WORK TO DO>
Filter out everything except lines holding "由电路图可知".

------------------------------------------------------------------------

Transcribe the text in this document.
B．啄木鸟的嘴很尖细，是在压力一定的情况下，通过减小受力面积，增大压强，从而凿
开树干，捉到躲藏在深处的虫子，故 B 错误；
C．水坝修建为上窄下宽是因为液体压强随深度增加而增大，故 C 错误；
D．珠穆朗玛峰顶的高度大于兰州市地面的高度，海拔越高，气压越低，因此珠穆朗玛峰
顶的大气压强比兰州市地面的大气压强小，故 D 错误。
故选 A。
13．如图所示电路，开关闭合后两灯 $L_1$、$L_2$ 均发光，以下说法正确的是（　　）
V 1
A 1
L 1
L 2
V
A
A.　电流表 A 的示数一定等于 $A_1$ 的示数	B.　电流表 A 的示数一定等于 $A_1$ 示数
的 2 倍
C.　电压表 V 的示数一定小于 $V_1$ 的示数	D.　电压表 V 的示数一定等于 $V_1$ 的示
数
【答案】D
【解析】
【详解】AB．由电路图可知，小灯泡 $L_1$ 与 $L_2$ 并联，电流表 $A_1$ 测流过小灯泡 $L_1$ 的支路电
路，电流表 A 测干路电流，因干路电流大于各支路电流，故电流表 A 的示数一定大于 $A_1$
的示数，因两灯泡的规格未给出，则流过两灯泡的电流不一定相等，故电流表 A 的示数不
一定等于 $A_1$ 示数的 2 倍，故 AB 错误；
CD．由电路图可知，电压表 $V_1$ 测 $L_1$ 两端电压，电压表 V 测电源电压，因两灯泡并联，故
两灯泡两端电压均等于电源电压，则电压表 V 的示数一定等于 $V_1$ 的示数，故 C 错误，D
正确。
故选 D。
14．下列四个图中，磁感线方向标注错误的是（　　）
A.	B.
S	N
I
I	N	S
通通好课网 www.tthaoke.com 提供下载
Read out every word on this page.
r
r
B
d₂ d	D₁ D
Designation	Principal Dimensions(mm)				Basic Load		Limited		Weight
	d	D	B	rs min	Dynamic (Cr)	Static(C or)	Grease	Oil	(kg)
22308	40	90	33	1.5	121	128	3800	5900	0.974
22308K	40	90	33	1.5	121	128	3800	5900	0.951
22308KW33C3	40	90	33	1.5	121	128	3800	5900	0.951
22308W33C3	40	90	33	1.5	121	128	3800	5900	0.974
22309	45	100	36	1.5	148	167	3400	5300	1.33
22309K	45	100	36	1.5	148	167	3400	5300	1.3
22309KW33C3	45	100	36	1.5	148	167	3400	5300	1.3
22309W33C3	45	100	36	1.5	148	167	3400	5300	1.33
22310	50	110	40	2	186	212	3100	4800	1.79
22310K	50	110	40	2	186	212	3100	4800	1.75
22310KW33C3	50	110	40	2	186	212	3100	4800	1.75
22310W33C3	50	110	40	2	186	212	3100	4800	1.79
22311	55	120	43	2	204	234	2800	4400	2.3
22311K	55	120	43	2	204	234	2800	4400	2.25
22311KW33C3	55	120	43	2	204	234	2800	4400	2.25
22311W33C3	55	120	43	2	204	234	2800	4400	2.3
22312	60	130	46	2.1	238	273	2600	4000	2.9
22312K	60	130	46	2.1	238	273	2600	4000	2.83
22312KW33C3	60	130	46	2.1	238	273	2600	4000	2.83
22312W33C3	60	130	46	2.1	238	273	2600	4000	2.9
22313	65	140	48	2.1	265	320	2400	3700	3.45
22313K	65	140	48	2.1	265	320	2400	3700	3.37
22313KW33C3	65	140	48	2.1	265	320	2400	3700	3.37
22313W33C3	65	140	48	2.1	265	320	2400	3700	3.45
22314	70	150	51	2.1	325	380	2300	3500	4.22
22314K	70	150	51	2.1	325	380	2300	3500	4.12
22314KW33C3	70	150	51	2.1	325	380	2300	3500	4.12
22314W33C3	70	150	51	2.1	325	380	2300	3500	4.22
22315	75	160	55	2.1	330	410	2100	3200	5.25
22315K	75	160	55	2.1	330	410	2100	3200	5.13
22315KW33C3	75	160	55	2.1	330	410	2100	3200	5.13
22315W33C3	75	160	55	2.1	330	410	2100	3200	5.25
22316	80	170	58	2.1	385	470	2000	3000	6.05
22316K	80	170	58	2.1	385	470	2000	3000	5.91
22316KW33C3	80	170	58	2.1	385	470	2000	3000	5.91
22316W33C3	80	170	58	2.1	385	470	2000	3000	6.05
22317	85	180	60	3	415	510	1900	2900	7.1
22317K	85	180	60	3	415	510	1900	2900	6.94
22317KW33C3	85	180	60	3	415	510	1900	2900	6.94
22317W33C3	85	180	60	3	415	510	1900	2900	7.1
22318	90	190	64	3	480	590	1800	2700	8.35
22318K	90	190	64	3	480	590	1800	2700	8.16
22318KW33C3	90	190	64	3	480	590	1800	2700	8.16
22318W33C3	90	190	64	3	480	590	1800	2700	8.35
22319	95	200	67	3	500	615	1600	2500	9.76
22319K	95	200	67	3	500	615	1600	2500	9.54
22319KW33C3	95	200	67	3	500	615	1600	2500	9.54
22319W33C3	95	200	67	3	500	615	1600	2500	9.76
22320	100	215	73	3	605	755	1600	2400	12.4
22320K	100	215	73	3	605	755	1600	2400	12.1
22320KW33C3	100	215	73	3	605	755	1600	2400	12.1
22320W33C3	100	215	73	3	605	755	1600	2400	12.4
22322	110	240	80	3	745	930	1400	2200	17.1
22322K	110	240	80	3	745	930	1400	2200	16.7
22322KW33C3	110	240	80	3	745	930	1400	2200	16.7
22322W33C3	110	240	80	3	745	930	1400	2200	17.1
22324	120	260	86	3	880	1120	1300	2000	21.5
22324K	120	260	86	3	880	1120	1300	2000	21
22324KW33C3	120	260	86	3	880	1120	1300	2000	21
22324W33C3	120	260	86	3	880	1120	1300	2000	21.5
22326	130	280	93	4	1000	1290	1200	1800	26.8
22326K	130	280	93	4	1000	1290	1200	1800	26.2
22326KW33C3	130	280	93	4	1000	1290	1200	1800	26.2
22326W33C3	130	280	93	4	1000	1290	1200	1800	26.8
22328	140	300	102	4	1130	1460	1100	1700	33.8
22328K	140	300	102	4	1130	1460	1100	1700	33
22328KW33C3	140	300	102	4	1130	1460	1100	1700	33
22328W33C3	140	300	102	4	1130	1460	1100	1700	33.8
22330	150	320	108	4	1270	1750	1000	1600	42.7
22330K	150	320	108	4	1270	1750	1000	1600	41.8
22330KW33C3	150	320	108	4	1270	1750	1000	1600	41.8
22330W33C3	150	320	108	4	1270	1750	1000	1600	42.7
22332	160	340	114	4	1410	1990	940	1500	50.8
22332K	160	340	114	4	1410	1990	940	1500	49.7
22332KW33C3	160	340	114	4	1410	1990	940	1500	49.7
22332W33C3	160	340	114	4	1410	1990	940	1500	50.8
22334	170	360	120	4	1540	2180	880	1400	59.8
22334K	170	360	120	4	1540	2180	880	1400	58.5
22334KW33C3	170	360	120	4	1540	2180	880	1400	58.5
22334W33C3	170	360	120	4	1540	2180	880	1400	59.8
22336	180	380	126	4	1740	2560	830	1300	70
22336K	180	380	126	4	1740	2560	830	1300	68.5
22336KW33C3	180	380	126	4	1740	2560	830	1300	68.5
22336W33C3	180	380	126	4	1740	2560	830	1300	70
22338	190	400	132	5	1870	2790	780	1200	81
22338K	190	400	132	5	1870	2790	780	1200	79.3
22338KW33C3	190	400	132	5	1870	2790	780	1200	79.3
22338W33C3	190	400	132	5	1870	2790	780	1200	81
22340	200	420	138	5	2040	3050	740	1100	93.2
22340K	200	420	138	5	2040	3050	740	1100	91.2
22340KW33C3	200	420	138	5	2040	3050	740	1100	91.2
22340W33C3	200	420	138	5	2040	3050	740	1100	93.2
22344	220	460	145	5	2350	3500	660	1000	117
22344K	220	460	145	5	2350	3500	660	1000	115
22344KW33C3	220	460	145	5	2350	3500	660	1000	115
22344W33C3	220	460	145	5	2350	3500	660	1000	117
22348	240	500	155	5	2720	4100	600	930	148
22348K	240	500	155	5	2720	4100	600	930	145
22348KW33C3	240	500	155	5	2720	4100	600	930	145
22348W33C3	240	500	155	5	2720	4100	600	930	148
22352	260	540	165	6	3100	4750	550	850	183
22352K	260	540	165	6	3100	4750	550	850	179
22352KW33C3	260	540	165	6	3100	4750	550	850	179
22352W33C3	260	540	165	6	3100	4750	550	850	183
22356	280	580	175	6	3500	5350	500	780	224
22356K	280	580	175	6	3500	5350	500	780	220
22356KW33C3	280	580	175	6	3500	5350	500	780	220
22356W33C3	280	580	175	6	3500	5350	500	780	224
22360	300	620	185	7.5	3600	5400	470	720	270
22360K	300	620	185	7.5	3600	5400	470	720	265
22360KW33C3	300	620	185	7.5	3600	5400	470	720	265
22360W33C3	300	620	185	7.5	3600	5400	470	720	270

------------------------------------------------------------------------

RIGHT ANSWER>
【详解】AB．由电路图可知，小灯泡 $L_1$ 与 $L_2$ 并联，电流表 $A_1$ 测流过小灯泡 $L_1$ 的支路电
CD．由电路图可知，电压表 $V_1$ 测 $L_1$ 两端电压，电压表 V 测电源电压，因两灯泡并联，故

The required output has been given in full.